• _EXERCISE GOAL_
All the data should come back exactly as it was given.

• _SUPPLIED MATERIAL_
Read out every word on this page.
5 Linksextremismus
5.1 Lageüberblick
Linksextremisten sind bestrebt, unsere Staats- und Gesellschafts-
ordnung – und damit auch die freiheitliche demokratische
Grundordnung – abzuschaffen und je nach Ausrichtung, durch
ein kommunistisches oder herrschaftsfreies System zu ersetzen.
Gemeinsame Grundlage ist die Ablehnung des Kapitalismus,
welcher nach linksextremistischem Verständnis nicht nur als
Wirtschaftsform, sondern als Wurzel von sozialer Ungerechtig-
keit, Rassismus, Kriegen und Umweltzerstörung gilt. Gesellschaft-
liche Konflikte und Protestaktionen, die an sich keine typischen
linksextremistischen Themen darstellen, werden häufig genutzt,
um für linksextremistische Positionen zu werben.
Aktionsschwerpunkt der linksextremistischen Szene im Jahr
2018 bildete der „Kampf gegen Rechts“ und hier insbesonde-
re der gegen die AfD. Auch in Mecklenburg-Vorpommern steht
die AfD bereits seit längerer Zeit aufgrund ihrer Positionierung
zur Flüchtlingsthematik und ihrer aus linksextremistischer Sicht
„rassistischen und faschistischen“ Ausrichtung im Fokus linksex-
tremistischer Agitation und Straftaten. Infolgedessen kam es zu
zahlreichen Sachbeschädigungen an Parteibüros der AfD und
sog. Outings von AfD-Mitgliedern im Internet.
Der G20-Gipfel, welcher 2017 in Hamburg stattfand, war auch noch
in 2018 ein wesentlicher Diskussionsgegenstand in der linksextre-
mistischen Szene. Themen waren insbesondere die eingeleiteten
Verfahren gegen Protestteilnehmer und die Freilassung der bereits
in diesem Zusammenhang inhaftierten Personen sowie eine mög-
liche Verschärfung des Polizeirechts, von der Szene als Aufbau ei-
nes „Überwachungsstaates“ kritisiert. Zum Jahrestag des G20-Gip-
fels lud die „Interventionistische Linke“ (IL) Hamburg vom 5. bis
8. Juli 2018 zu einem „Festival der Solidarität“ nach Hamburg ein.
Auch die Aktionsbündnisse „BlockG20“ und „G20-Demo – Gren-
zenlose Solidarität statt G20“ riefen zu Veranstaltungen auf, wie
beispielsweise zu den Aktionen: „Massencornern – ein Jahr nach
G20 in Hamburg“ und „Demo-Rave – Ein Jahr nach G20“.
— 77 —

• _CORRECT RESULT_
Read out every word on this page.
5 Linksextremismus
5.1 Lageüberblick
Linksextremisten sind bestrebt, unsere Staats- und Gesellschafts-
ordnung – und damit auch die freiheitliche demokratische
Grundordnung – abzuschaffen und je nach Ausrichtung, durch
ein kommunistisches oder herrschaftsfreies System zu ersetzen.
Gemeinsame Grundlage ist die Ablehnung des Kapitalismus,
welcher nach linksextremistischem Verständnis nicht nur als
Wirtschaftsform, sondern als Wurzel von sozialer Ungerechtig-
keit, Rassismus, Kriegen und Umweltzerstörung gilt. Gesellschaft-
liche Konflikte und Protestaktionen, die an sich keine typischen
linksextremistischen Themen darstellen, werden häufig genutzt,
um für linksextremistische Positionen zu werben.
Aktionsschwerpunkt der linksextremistischen Szene im Jahr
2018 bildete der „Kampf gegen Rechts“ und hier insbesonde-
re der gegen die AfD. Auch in Mecklenburg-Vorpommern steht
die AfD bereits seit längerer Zeit aufgrund ihrer Positionierung
zur Flüchtlingsthematik und ihrer aus linksextremistischer Sicht
„rassistischen und faschistischen“ Ausrichtung im Fokus linksex-
tremistischer Agitation und Straftaten. Infolgedessen kam es zu
zahlreichen Sachbeschädigungen an Parteibüros der AfD und
sog. Outings von AfD-Mitgliedern im Internet.
Der G20-Gipfel, welcher 2017 in Hamburg stattfand, war auch noch
in 2018 ein wesentlicher Diskussionsgegenstand in der linksextre-
mistischen Szene. Themen waren insbesondere die eingeleiteten
Verfahren gegen Protestteilnehmer und die Freilassung der bereits
in diesem Zusammenhang inhaftierten Personen sowie eine mög-
liche Verschärfung des Polizeirechts, von der Szene als Aufbau ei-
nes „Überwachungsstaates“ kritisiert. Zum Jahrestag des G20-Gip-
fels lud die „Interventionistische Linke“ (IL) Hamburg vom 5. bis
8. Juli 2018 zu einem „Festival der Solidarität“ nach Hamburg ein.
Auch die Aktionsbündnisse „BlockG20“ und „G20-Demo – Gren-
zenlose Solidarität statt G20“ riefen zu Veranstaltungen auf, wie
beispielsweise zu den Aktionen: „Massencornern – ein Jahr nach
G20 in Hamburg“ und „Demo-Rave – Ein Jahr nach G20“.
— 77 —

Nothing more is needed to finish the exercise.